==== Supplied records

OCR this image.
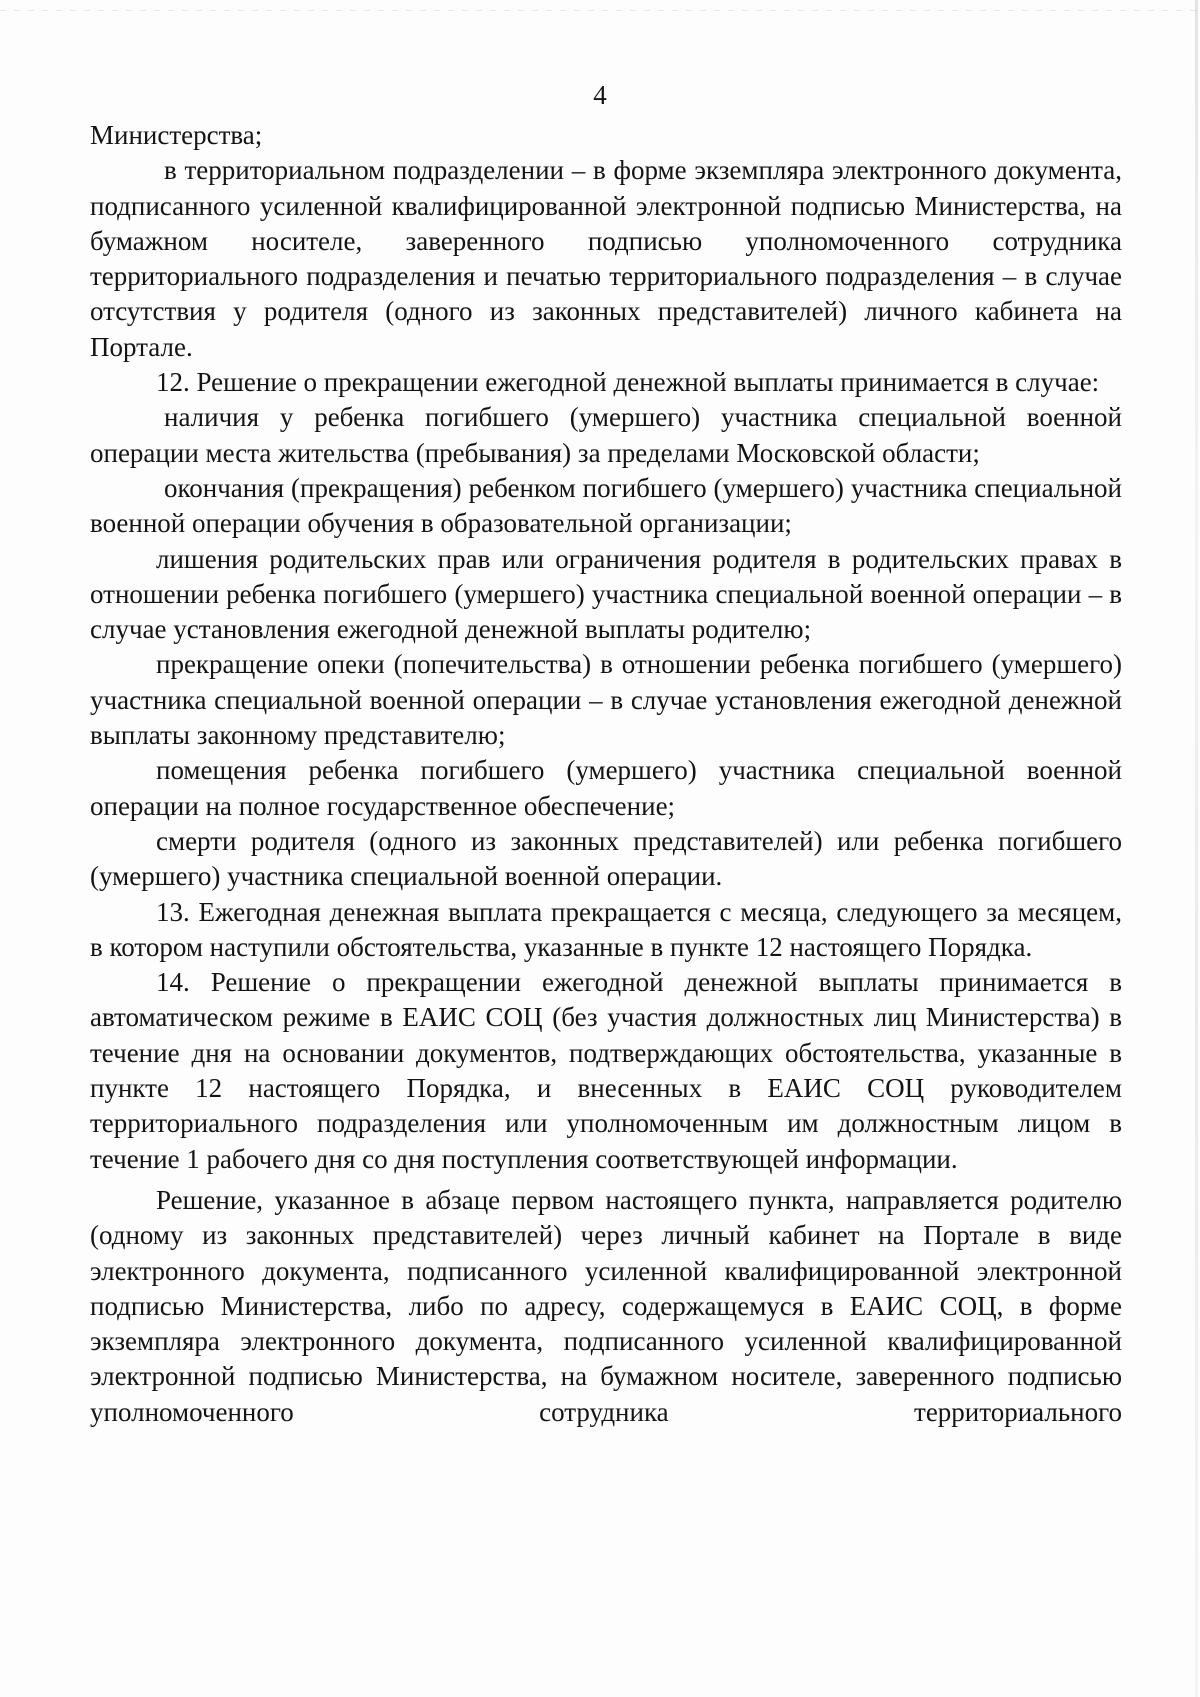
4

Министерства;

в территориальном подразделении – в форме экземпляра электронного документа, подписанного усиленной квалифицированной электронной подписью Министерства, на бумажном носителе, заверенного подписью уполномоченного сотрудника территориального подразделения и печатью территориального подразделения – в случае отсутствия у родителя (одного из законных представителей) личного кабинета на Портале.

12. Решение о прекращении ежегодной денежной выплаты принимается в случае:

наличия у ребенка погибшего (умершего) участника специальной военной операции места жительства (пребывания) за пределами Московской области;

окончания (прекращения) ребенком погибшего (умершего) участника специальной военной операции обучения в образовательной организации;

лишения родительских прав или ограничения родителя в родительских правах в отношении ребенка погибшего (умершего) участника специальной военной операции – в случае установления ежегодной денежной выплаты родителю;

прекращение опеки (попечительства) в отношении ребенка погибшего (умершего) участника специальной военной операции – в случае установления ежегодной денежной выплаты законному представителю;

помещения ребенка погибшего (умершего) участника специальной военной операции на полное государственное обеспечение;

смерти родителя (одного из законных представителей) или ребенка погибшего (умершего) участника специальной военной операции.

13. Ежегодная денежная выплата прекращается с месяца, следующего за месяцем, в котором наступили обстоятельства, указанные в пункте 12 настоящего Порядка.

14. Решение о прекращении ежегодной денежной выплаты принимается в автоматическом режиме в ЕАИС СОЦ (без участия должностных лиц Министерства) в течение дня на основании документов, подтверждающих обстоятельства, указанные в пункте 12 настоящего Порядка, и внесенных в ЕАИС СОЦ руководителем территориального подразделения или уполномоченным им должностным лицом в течение 1 рабочего дня со дня поступления соответствующей информации.

Решение, указанное в абзаце первом настоящего пункта, направляется родителю (одному из законных представителей) через личный кабинет на Портале в виде электронного документа, подписанного усиленной квалифицированной электронной подписью Министерства, либо по адресу, содержащемуся в ЕАИС СОЦ, в форме экземпляра электронного документа, подписанного усиленной квалифицированной электронной подписью Министерства, на бумажном носителе, заверенного подписью уполномоченного сотрудника территориального
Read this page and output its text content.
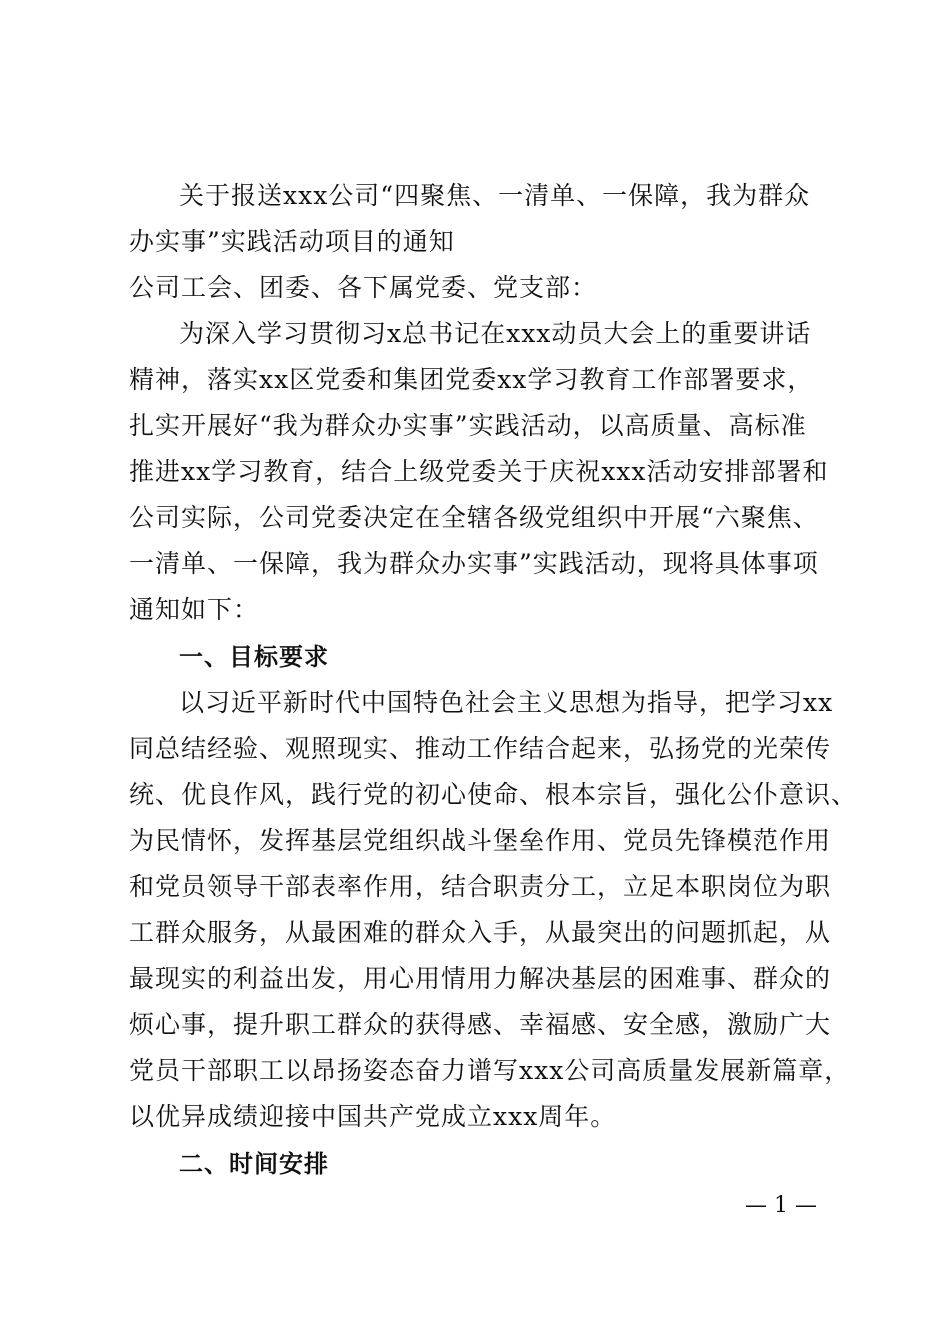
关于报送xxx公司“四聚焦、一清单、一保障，我为群众
办实事”实践活动项目的通知
公司工会、团委、各下属党委、党支部：
为深入学习贯彻习x总书记在xxx动员大会上的重要讲话
精神，落实xx区党委和集团党委xx学习教育工作部署要求，
扎实开展好“我为群众办实事”实践活动，以高质量、高标准
推进xx学习教育，结合上级党委关于庆祝xxx活动安排部署和
公司实际，公司党委决定在全辖各级党组织中开展“六聚焦、
一清单、一保障，我为群众办实事”实践活动，现将具体事项
通知如下：
一、目标要求
以习近平新时代中国特色社会主义思想为指导，把学习xx
同总结经验、观照现实、推动工作结合起来，弘扬党的光荣传
统、优良作风，践行党的初心使命、根本宗旨，强化公仆意识、
为民情怀，发挥基层党组织战斗堡垒作用、党员先锋模范作用
和党员领导干部表率作用，结合职责分工，立足本职岗位为职
工群众服务，从最困难的群众入手，从最突出的问题抓起，从
最现实的利益出发，用心用情用力解决基层的困难事、群众的
烦心事，提升职工群众的获得感、幸福感、安全感，激励广大
党员干部职工以昂扬姿态奋力谱写xxx公司高质量发展新篇章，
以优异成绩迎接中国共产党成立xxx周年。
二、时间安排
— 1 —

========

Skipping the pictures, transcribe each line above exactly as it appears.

> Output of the exercise:
OCR this image.
4

Министерства;

в территориальном подразделении – в форме экземпляра электронного документа, подписанного усиленной квалифицированной электронной подписью Министерства, на бумажном носителе, заверенного подписью уполномоченного сотрудника территориального подразделения и печатью территориального подразделения – в случае отсутствия у родителя (одного из законных представителей) личного кабинета на Портале.

12. Решение о прекращении ежегодной денежной выплаты принимается в случае:

наличия у ребенка погибшего (умершего) участника специальной военной операции места жительства (пребывания) за пределами Московской области;

окончания (прекращения) ребенком погибшего (умершего) участника специальной военной операции обучения в образовательной организации;

лишения родительских прав или ограничения родителя в родительских правах в отношении ребенка погибшего (умершего) участника специальной военной операции – в случае установления ежегодной денежной выплаты родителю;

прекращение опеки (попечительства) в отношении ребенка погибшего (умершего) участника специальной военной операции – в случае установления ежегодной денежной выплаты законному представителю;

помещения ребенка погибшего (умершего) участника специальной военной операции на полное государственное обеспечение;

смерти родителя (одного из законных представителей) или ребенка погибшего (умершего) участника специальной военной операции.

13. Ежегодная денежная выплата прекращается с месяца, следующего за месяцем, в котором наступили обстоятельства, указанные в пункте 12 настоящего Порядка.

14. Решение о прекращении ежегодной денежной выплаты принимается в автоматическом режиме в ЕАИС СОЦ (без участия должностных лиц Министерства) в течение дня на основании документов, подтверждающих обстоятельства, указанные в пункте 12 настоящего Порядка, и внесенных в ЕАИС СОЦ руководителем территориального подразделения или уполномоченным им должностным лицом в течение 1 рабочего дня со дня поступления соответствующей информации.

Решение, указанное в абзаце первом настоящего пункта, направляется родителю (одному из законных представителей) через личный кабинет на Портале в виде электронного документа, подписанного усиленной квалифицированной электронной подписью Министерства, либо по адресу, содержащемуся в ЕАИС СОЦ, в форме экземпляра электронного документа, подписанного усиленной квалифицированной электронной подписью Министерства, на бумажном носителе, заверенного подписью уполномоченного сотрудника территориального
Read this page and output its text content.
关于报送xxx公司“四聚焦、一清单、一保障，我为群众
办实事”实践活动项目的通知
公司工会、团委、各下属党委、党支部：
为深入学习贯彻习x总书记在xxx动员大会上的重要讲话
精神，落实xx区党委和集团党委xx学习教育工作部署要求，
扎实开展好“我为群众办实事”实践活动，以高质量、高标准
推进xx学习教育，结合上级党委关于庆祝xxx活动安排部署和
公司实际，公司党委决定在全辖各级党组织中开展“六聚焦、
一清单、一保障，我为群众办实事”实践活动，现将具体事项
通知如下：
一、目标要求
以习近平新时代中国特色社会主义思想为指导，把学习xx
同总结经验、观照现实、推动工作结合起来，弘扬党的光荣传
统、优良作风，践行党的初心使命、根本宗旨，强化公仆意识、
为民情怀，发挥基层党组织战斗堡垒作用、党员先锋模范作用
和党员领导干部表率作用，结合职责分工，立足本职岗位为职
工群众服务，从最困难的群众入手，从最突出的问题抓起，从
最现实的利益出发，用心用情用力解决基层的困难事、群众的
烦心事，提升职工群众的获得感、幸福感、安全感，激励广大
党员干部职工以昂扬姿态奋力谱写xxx公司高质量发展新篇章，
以优异成绩迎接中国共产党成立xxx周年。
二、时间安排
— 1 —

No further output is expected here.